__Exercise aim__
Pick out the lines in the listing below that contain the word "name" and copy them.

↓↓↓

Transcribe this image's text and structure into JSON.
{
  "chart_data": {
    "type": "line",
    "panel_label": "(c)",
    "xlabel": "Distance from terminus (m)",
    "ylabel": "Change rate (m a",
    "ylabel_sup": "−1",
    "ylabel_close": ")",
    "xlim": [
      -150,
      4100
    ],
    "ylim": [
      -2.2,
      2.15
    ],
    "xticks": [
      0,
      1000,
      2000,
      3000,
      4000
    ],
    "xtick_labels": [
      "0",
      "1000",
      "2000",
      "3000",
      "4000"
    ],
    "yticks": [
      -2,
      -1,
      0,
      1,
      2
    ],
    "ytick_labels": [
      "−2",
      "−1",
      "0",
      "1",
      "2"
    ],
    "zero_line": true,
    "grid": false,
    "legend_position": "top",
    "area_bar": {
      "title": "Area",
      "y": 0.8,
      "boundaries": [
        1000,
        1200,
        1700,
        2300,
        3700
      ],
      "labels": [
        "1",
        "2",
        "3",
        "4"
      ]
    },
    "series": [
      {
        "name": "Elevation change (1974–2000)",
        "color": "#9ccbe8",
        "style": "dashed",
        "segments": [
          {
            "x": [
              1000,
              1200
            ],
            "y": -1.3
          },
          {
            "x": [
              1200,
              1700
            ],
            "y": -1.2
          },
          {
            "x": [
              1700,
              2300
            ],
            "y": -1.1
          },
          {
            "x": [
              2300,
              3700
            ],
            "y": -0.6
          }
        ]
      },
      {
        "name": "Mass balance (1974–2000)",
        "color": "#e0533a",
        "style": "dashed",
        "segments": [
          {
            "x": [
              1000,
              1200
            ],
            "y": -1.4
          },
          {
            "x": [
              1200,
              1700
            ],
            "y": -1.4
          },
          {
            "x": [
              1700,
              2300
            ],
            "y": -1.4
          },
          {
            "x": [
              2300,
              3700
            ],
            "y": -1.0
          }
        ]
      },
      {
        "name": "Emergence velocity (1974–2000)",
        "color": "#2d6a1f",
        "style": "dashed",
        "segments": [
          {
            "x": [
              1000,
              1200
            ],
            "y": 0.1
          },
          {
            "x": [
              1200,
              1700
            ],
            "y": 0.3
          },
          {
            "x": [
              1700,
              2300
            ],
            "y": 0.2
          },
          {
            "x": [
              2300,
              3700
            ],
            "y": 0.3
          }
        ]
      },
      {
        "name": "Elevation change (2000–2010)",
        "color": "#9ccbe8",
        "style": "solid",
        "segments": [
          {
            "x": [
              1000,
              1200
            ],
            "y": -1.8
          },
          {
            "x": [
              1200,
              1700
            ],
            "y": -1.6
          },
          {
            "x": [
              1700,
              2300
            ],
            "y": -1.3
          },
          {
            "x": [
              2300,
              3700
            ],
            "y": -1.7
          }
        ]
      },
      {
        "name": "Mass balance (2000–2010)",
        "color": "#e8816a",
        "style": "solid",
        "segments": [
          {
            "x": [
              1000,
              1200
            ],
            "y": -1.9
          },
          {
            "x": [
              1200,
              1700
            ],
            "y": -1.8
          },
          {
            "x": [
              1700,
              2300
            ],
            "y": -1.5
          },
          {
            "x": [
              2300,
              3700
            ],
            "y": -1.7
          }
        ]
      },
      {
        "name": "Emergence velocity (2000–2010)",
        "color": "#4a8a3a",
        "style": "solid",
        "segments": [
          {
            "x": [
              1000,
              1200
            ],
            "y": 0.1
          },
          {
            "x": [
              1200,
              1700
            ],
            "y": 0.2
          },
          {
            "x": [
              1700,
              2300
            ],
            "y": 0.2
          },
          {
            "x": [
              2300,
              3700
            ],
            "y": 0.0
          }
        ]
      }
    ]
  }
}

↑↑↑

__Reply to the exercise__
        "name": "Elevation change (1974–2000)",
        "name": "Mass balance (1974–2000)",
        "name": "Emergence velocity (1974–2000)",
        "name": "Elevation change (2000–2010)",
        "name": "Mass balance (2000–2010)",
        "name": "Emergence velocity (2000–2010)",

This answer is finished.